=== Work required ===
Copy each line of the entries beneath that contains the word "kind".

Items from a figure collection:
§

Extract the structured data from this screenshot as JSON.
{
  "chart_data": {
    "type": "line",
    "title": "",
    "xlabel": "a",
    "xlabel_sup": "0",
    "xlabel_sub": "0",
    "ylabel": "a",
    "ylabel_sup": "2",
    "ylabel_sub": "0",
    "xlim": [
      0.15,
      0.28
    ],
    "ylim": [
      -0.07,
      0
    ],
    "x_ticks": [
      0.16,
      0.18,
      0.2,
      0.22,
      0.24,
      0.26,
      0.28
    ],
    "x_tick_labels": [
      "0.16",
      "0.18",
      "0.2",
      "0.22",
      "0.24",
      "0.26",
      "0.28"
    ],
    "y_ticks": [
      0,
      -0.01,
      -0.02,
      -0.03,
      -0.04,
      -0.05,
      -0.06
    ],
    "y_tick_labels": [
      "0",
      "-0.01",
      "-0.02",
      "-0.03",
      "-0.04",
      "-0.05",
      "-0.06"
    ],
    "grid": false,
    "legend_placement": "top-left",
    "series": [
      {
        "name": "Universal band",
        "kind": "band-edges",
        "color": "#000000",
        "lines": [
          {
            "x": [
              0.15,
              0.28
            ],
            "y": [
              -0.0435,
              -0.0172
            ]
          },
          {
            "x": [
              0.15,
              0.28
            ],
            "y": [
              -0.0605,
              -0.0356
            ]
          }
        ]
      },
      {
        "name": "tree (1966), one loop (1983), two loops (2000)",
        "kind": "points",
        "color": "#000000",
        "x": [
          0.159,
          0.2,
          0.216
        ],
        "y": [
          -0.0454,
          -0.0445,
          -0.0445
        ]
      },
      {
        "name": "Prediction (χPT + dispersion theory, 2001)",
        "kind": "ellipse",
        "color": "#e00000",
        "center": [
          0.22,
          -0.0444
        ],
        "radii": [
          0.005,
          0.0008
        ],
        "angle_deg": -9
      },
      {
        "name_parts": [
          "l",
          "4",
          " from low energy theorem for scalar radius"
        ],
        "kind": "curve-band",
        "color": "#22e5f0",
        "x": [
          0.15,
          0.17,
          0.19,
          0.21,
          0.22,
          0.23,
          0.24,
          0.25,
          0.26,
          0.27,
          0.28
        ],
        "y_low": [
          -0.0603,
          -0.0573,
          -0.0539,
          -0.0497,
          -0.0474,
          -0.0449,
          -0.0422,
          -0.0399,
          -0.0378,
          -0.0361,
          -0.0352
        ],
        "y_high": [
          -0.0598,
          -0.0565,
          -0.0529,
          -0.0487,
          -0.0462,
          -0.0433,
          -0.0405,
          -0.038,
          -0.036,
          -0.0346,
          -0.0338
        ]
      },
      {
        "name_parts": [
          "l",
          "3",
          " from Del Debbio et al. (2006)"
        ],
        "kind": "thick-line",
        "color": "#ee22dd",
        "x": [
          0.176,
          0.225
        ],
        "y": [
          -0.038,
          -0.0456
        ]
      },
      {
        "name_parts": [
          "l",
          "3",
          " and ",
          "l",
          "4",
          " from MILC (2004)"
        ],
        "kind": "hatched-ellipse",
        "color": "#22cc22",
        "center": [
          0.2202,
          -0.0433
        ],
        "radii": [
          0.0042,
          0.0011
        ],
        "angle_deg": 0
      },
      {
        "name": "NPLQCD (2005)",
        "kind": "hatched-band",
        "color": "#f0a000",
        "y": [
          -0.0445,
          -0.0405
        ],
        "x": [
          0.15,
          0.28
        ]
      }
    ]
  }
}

§

=== Response ===
        "kind": "band-edges",
        "kind": "points",
        "kind": "ellipse",
        "kind": "curve-band",
        "kind": "thick-line",
        "kind": "hatched-ellipse",
        "kind": "hatched-band",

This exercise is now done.